> Provided records
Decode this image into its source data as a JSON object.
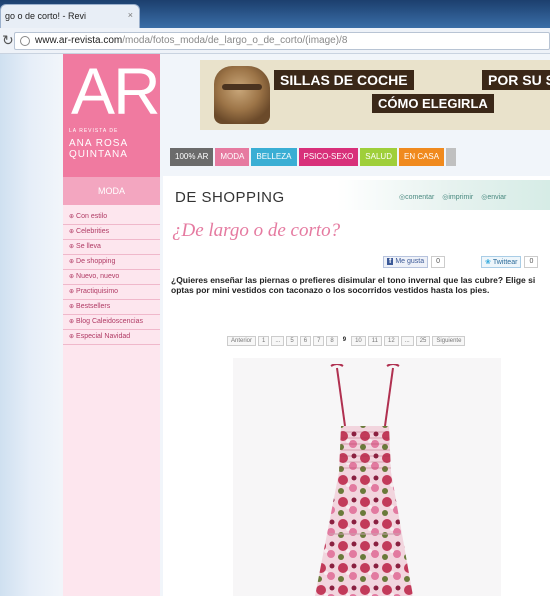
{
  "browser": {
    "tab_title": "go o de corto! - Revi",
    "tab_close": "×",
    "url_domain": "www.ar-revista.com",
    "url_path": "/moda/fotos_moda/de_largo_o_de_corto/(image)/8"
  },
  "sidebar": {
    "logo_text": "AR",
    "logo_sub": "LA REVISTA DE",
    "logo_name": "ANA ROSA QUINTANA",
    "section": "MODA",
    "items": [
      {
        "label": "Con estilo"
      },
      {
        "label": "Celebrities"
      },
      {
        "label": "Se lleva"
      },
      {
        "label": "De shopping"
      },
      {
        "label": "Nuevo, nuevo"
      },
      {
        "label": "Practiquisimo"
      },
      {
        "label": "Bestsellers"
      },
      {
        "label": "Blog Caleidoscencias"
      },
      {
        "label": "Especial Navidad"
      }
    ]
  },
  "banner": {
    "line1": "SILLAS DE COCHE",
    "line2": "POR SU S",
    "line3": "CÓMO ELEGIRLA"
  },
  "nav": {
    "items": [
      {
        "label": "100% AR",
        "color": "#6b6b6b"
      },
      {
        "label": "MODA",
        "color": "#e67aa0"
      },
      {
        "label": "BELLEZA",
        "color": "#3aaed4"
      },
      {
        "label": "PSICO-SEXO",
        "color": "#d8307a"
      },
      {
        "label": "SALUD",
        "color": "#9fcf3a"
      },
      {
        "label": "EN CASA",
        "color": "#f08a1e"
      },
      {
        "label": "",
        "color": "#c0c0c0"
      }
    ]
  },
  "article": {
    "section_title": "DE SHOPPING",
    "actions": [
      "comentar",
      "imprimir",
      "enviar"
    ],
    "title": "¿De largo o de corto?",
    "like_label": "Me gusta",
    "like_count": "0",
    "tweet_label": "Twittear",
    "tweet_count": "0",
    "intro": "¿Quieres enseñar las piernas o prefieres disimular el tono invernal que las cubre? Elige si optas por mini vestidos con taconazo o los socorridos vestidos hasta los pies.",
    "pager": {
      "prev": "Anterior",
      "pages": [
        "1",
        "...",
        "5",
        "6",
        "7",
        "8",
        "9",
        "10",
        "11",
        "12",
        "...",
        "25"
      ],
      "current": "9",
      "next": "Siguiente"
    }
  }
}
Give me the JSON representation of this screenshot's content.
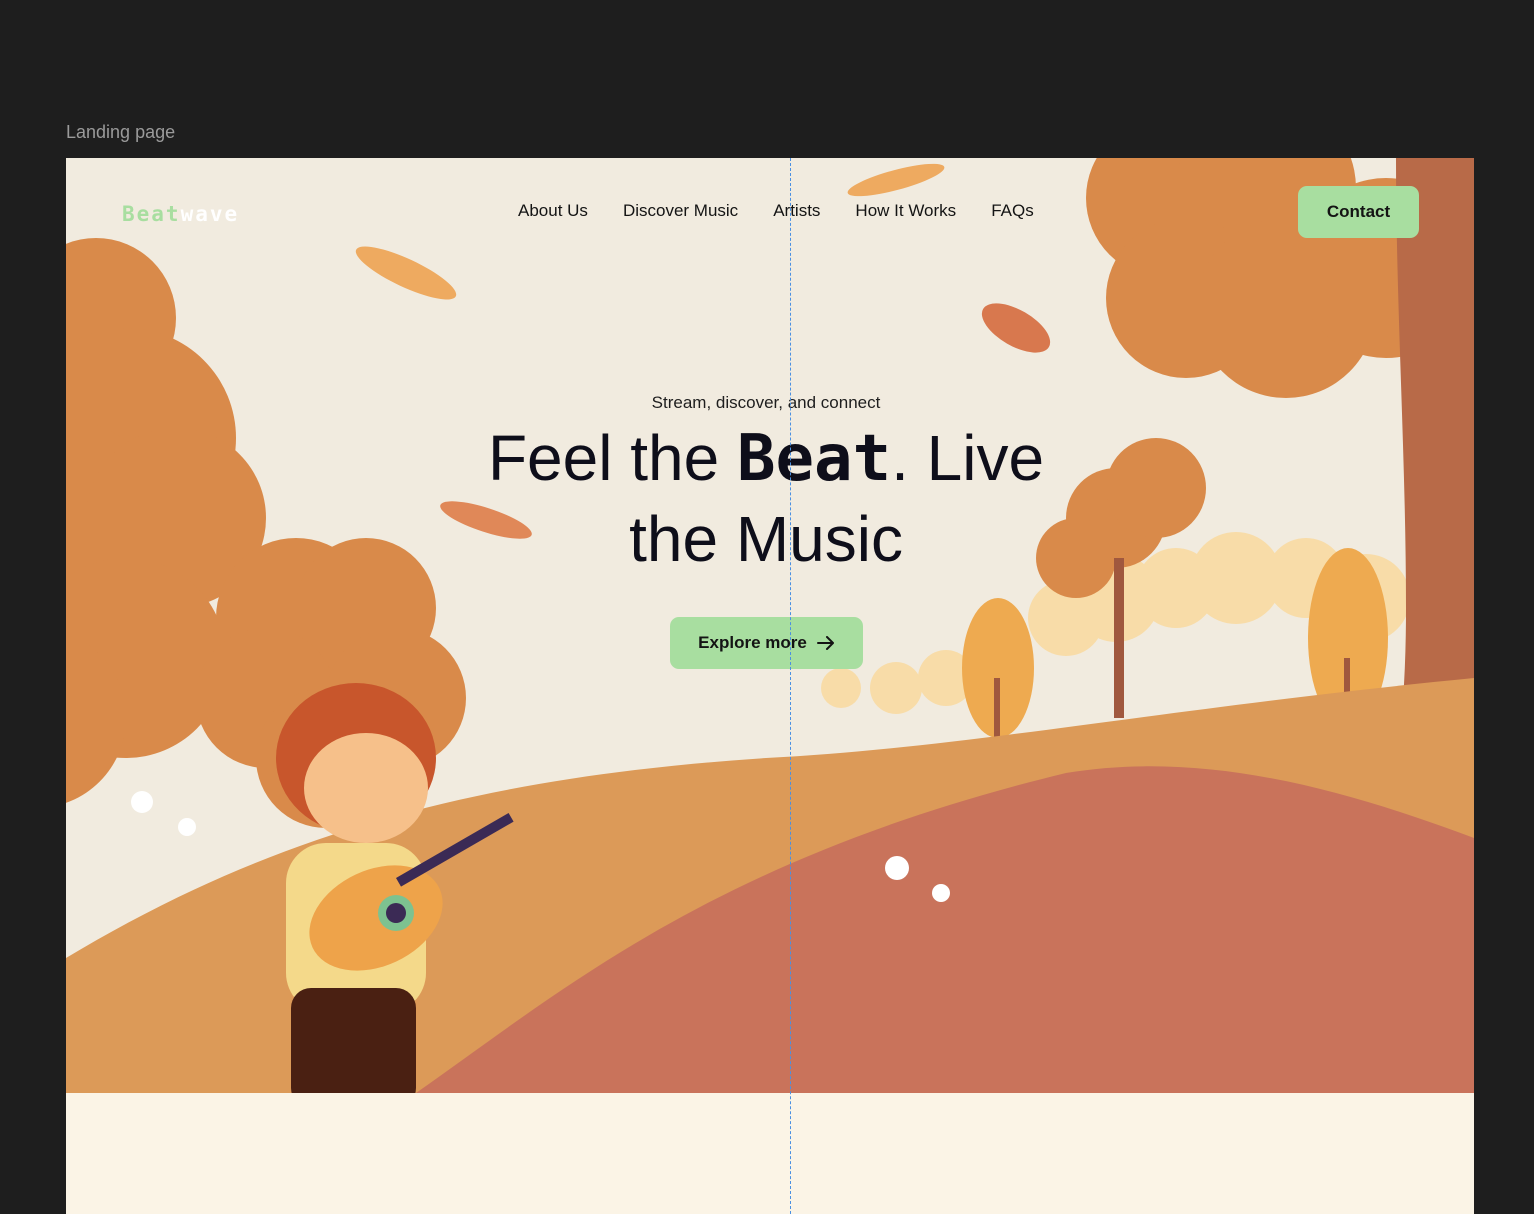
{
  "canvas": {
    "frame_label": "Landing page"
  },
  "brand": {
    "logo_part1": "Beat",
    "logo_part2": "wave"
  },
  "nav": {
    "links": [
      "About Us",
      "Discover Music",
      "Artists",
      "How It Works",
      "FAQs"
    ],
    "contact_label": "Contact"
  },
  "hero": {
    "subtitle": "Stream, discover, and connect",
    "title_part1": "Feel the ",
    "title_beat": "Beat",
    "title_part2": ". Live",
    "title_line2": "the Music",
    "cta_label": "Explore more",
    "cta_icon": "arrow-right-icon"
  },
  "colors": {
    "canvas_bg": "#1e1e1e",
    "sky": "#f1ebdf",
    "accent_green": "#a8dea0",
    "hill_orange": "#dc9a58",
    "hill_rust": "#c9735b",
    "tree_orange": "#d98a4a",
    "trunk": "#b86a48",
    "ground": "#fbf4e6"
  }
}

> Set task
Beginning at the line that contains "Give me the", retype each line of the data above through the very last one. Do not retype the pictures.

> Exercise result
Give me the JSON representation of this screenshot's content.
{
  "canvas": {
    "frame_label": "Landing page"
  },
  "brand": {
    "logo_part1": "Beat",
    "logo_part2": "wave"
  },
  "nav": {
    "links": [
      "About Us",
      "Discover Music",
      "Artists",
      "How It Works",
      "FAQs"
    ],
    "contact_label": "Contact"
  },
  "hero": {
    "subtitle": "Stream, discover, and connect",
    "title_part1": "Feel the ",
    "title_beat": "Beat",
    "title_part2": ". Live",
    "title_line2": "the Music",
    "cta_label": "Explore more",
    "cta_icon": "arrow-right-icon"
  },
  "colors": {
    "canvas_bg": "#1e1e1e",
    "sky": "#f1ebdf",
    "accent_green": "#a8dea0",
    "hill_orange": "#dc9a58",
    "hill_rust": "#c9735b",
    "tree_orange": "#d98a4a",
    "trunk": "#b86a48",
    "ground": "#fbf4e6"
  }
}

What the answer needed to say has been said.